Using the data below, copy each line that includes the word "this".

(Extracted data entries)
--- START ---
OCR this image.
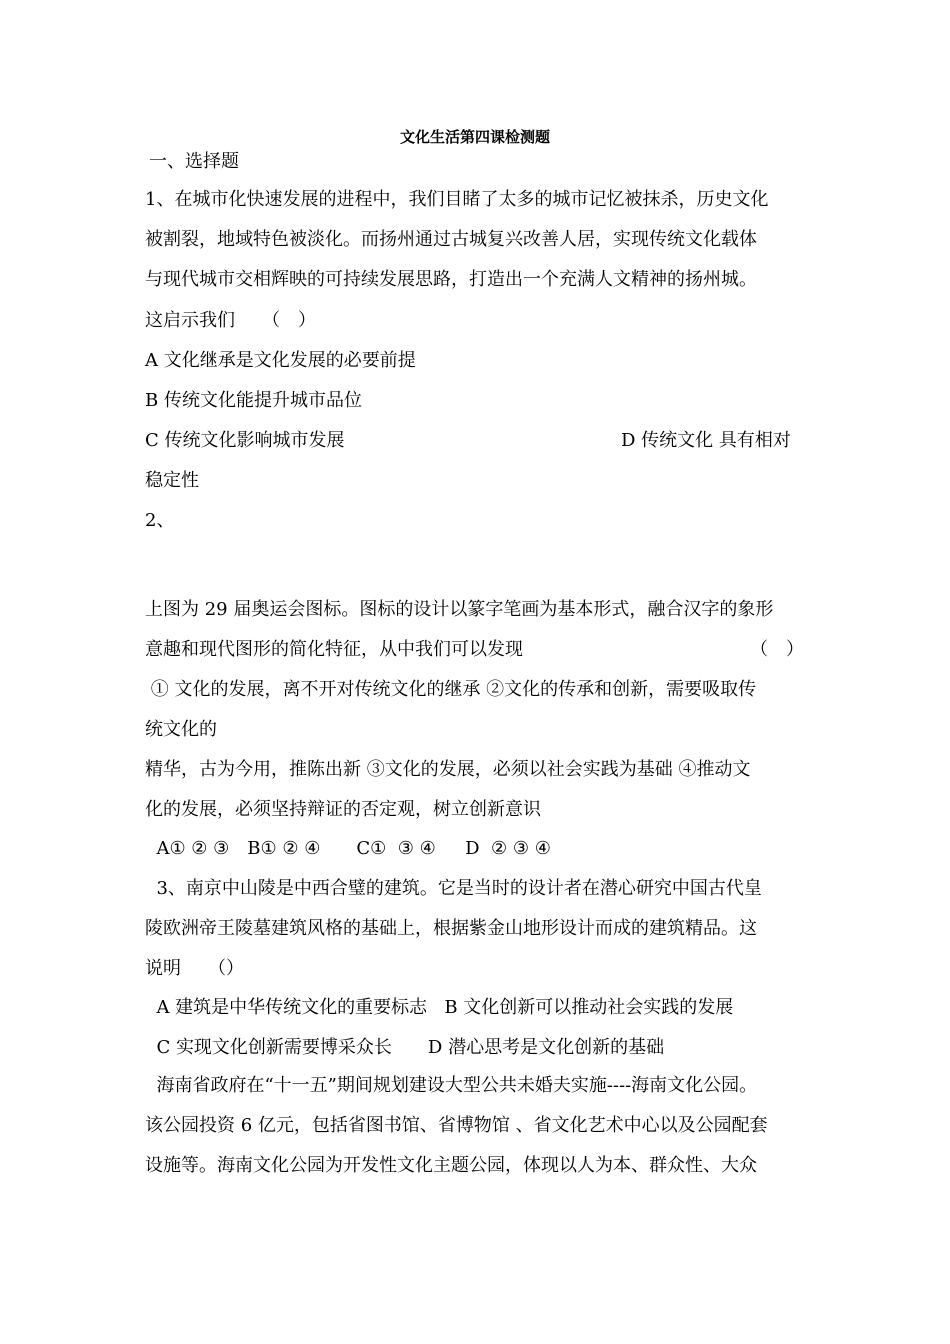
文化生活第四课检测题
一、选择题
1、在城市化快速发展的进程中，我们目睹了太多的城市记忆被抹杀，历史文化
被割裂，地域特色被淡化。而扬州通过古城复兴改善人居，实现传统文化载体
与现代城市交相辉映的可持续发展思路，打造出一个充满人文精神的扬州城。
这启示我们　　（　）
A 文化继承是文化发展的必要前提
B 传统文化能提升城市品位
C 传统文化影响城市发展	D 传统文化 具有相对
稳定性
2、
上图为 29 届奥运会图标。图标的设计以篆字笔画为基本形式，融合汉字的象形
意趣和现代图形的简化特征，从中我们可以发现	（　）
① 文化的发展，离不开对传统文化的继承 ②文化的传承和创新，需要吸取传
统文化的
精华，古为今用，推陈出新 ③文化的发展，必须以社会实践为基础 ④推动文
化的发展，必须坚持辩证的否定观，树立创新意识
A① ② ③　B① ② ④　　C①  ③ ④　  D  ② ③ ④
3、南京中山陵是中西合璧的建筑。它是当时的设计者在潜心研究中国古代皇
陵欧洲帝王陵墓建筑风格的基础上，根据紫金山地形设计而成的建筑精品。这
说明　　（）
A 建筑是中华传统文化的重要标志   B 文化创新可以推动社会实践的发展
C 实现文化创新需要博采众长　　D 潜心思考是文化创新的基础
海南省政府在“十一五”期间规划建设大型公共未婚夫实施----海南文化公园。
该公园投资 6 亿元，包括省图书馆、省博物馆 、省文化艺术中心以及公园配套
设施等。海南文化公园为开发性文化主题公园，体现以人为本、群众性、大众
--- END ---
--- START ---
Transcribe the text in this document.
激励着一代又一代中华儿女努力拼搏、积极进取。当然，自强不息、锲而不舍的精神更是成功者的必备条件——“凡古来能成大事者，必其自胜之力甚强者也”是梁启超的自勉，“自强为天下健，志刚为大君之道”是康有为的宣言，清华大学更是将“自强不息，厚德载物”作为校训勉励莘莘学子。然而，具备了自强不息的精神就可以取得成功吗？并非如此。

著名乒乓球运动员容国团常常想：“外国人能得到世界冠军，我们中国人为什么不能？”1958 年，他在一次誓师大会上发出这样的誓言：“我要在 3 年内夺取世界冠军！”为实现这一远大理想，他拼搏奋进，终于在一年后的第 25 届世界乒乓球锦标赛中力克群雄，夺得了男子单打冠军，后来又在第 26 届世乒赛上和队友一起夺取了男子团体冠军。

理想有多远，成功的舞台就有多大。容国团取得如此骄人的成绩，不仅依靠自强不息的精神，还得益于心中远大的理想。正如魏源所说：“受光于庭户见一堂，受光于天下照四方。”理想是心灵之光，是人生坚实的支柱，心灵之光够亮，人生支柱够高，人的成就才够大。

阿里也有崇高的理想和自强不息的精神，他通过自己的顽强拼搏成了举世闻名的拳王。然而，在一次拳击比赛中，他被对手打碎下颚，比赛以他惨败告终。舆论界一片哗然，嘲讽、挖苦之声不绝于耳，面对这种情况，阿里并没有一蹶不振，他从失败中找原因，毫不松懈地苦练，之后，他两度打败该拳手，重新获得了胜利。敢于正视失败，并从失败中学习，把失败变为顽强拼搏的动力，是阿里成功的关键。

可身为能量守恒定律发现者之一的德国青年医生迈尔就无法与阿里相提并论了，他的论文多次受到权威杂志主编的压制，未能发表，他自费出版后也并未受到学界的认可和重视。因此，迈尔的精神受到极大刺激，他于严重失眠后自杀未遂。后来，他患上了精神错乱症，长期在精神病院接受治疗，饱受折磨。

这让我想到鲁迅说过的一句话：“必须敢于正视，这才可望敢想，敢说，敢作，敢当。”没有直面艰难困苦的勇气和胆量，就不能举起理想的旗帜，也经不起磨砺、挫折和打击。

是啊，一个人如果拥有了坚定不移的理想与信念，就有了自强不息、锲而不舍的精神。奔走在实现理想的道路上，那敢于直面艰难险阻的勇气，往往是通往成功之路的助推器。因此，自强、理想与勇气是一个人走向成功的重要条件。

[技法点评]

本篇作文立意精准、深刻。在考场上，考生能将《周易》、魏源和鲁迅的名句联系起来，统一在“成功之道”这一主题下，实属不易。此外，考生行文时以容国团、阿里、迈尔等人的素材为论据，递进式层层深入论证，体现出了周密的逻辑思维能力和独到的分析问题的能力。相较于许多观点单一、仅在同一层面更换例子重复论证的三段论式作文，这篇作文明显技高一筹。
--- END ---
--- START ---
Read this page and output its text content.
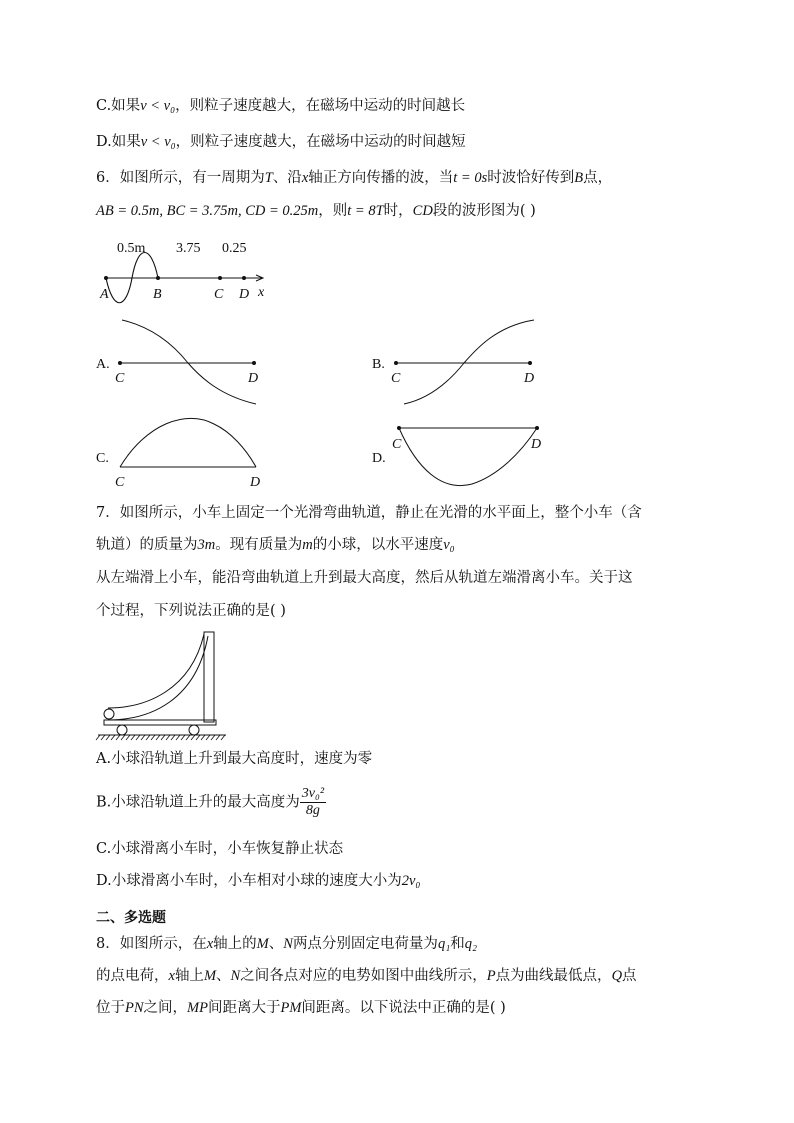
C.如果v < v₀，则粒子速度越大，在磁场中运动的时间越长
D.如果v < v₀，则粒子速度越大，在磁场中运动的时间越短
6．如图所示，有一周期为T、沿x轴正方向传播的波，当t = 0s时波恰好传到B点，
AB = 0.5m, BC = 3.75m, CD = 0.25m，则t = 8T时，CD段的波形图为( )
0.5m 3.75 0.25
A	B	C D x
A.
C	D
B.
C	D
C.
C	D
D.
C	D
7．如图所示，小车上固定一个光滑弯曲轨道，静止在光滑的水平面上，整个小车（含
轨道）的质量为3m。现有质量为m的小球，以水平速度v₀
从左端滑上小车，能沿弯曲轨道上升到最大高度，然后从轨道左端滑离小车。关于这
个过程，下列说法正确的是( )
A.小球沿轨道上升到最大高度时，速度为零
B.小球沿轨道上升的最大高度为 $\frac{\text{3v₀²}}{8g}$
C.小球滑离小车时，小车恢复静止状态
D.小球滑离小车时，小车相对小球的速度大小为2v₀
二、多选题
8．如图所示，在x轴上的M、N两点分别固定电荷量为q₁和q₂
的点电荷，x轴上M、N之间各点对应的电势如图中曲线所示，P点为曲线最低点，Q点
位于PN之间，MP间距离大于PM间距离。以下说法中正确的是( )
--- END ---
» Response:
OCR this image.
Transcribe the text in this document.
Read this page and output its text content.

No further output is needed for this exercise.